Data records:

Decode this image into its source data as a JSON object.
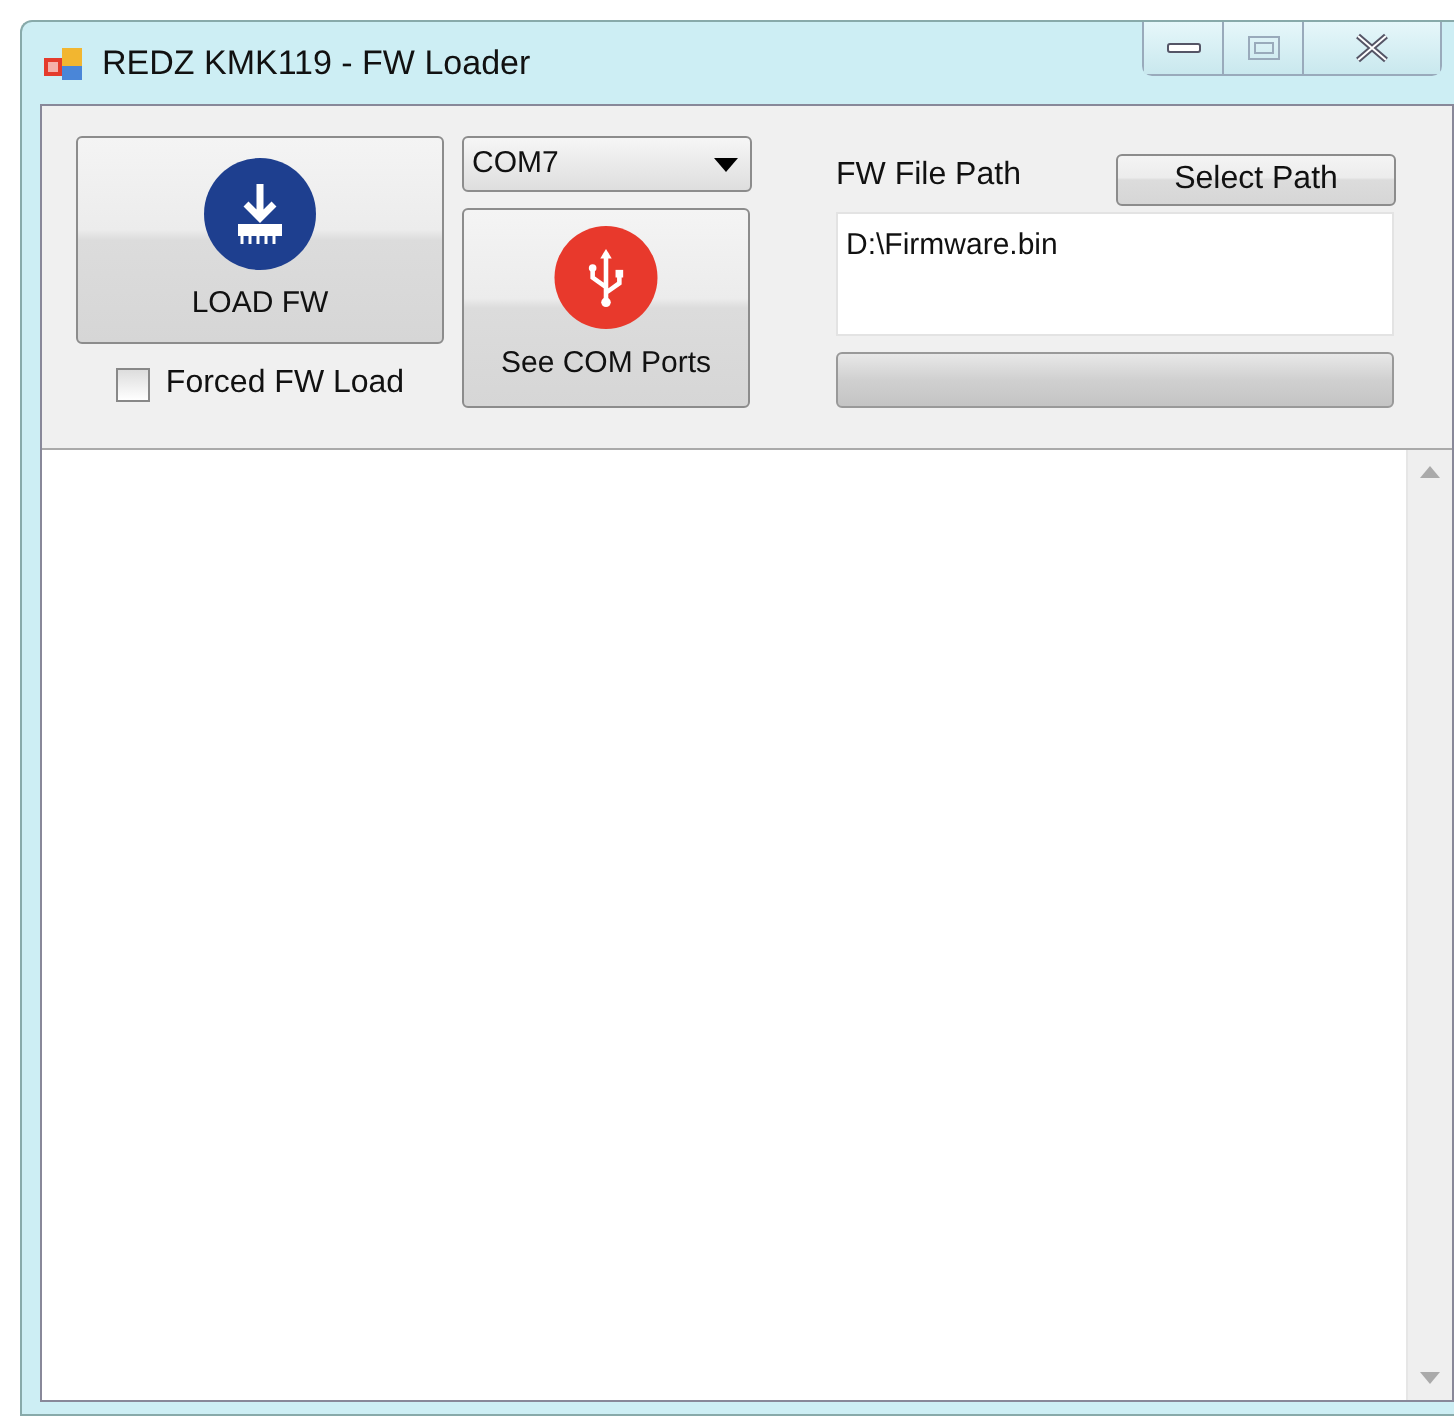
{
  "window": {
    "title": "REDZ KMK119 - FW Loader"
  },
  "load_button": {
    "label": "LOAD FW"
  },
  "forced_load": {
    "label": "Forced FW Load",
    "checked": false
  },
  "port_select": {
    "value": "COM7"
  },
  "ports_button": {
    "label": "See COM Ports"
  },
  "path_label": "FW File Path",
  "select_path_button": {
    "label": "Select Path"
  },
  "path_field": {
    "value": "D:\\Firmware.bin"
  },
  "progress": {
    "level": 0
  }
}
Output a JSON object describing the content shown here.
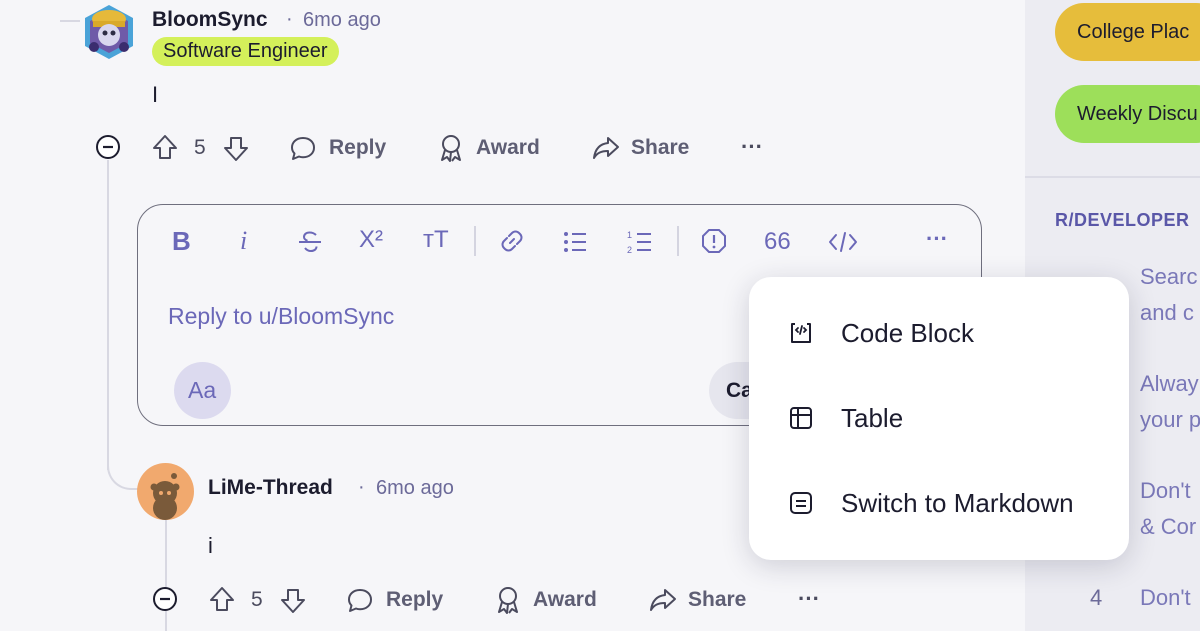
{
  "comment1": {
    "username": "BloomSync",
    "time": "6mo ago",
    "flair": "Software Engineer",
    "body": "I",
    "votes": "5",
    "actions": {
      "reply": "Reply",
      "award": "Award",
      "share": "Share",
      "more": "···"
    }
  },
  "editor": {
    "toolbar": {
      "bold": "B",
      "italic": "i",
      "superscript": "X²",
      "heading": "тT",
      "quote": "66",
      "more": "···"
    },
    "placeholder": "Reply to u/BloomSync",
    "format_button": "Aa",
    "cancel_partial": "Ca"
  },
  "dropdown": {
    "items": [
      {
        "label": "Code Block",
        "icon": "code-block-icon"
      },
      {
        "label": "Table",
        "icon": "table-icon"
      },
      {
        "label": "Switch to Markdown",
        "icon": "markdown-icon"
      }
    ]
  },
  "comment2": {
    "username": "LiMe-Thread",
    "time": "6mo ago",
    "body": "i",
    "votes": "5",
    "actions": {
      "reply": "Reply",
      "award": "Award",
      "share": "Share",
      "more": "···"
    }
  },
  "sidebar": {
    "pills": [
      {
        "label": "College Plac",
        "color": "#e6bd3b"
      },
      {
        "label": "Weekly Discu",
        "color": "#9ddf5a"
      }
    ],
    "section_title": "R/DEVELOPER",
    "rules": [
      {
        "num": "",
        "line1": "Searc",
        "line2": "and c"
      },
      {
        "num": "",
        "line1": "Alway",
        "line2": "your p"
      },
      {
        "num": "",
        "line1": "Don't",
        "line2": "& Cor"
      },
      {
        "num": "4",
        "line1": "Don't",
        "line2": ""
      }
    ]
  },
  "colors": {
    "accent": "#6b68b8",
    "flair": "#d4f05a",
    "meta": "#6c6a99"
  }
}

JOB ▸
The records above should be reproduced exactly, with no pictures included.

THE REPLY ▸
Decode this image into its source data as a JSON object.
{
  "window": {
    "title": "REDZ KMK119 - FW Loader"
  },
  "load_button": {
    "label": "LOAD FW"
  },
  "forced_load": {
    "label": "Forced FW Load",
    "checked": false
  },
  "port_select": {
    "value": "COM7"
  },
  "ports_button": {
    "label": "See COM Ports"
  },
  "path_label": "FW File Path",
  "select_path_button": {
    "label": "Select Path"
  },
  "path_field": {
    "value": "D:\\Firmware.bin"
  },
  "progress": {
    "level": 0
  }
}
Output a JSON object describing the content shown here.
{
  "comment1": {
    "username": "BloomSync",
    "time": "6mo ago",
    "flair": "Software Engineer",
    "body": "I",
    "votes": "5",
    "actions": {
      "reply": "Reply",
      "award": "Award",
      "share": "Share",
      "more": "···"
    }
  },
  "editor": {
    "toolbar": {
      "bold": "B",
      "italic": "i",
      "superscript": "X²",
      "heading": "тT",
      "quote": "66",
      "more": "···"
    },
    "placeholder": "Reply to u/BloomSync",
    "format_button": "Aa",
    "cancel_partial": "Ca"
  },
  "dropdown": {
    "items": [
      {
        "label": "Code Block",
        "icon": "code-block-icon"
      },
      {
        "label": "Table",
        "icon": "table-icon"
      },
      {
        "label": "Switch to Markdown",
        "icon": "markdown-icon"
      }
    ]
  },
  "comment2": {
    "username": "LiMe-Thread",
    "time": "6mo ago",
    "body": "i",
    "votes": "5",
    "actions": {
      "reply": "Reply",
      "award": "Award",
      "share": "Share",
      "more": "···"
    }
  },
  "sidebar": {
    "pills": [
      {
        "label": "College Plac",
        "color": "#e6bd3b"
      },
      {
        "label": "Weekly Discu",
        "color": "#9ddf5a"
      }
    ],
    "section_title": "R/DEVELOPER",
    "rules": [
      {
        "num": "",
        "line1": "Searc",
        "line2": "and c"
      },
      {
        "num": "",
        "line1": "Alway",
        "line2": "your p"
      },
      {
        "num": "",
        "line1": "Don't",
        "line2": "& Cor"
      },
      {
        "num": "4",
        "line1": "Don't",
        "line2": ""
      }
    ]
  },
  "colors": {
    "accent": "#6b68b8",
    "flair": "#d4f05a",
    "meta": "#6c6a99"
  }
}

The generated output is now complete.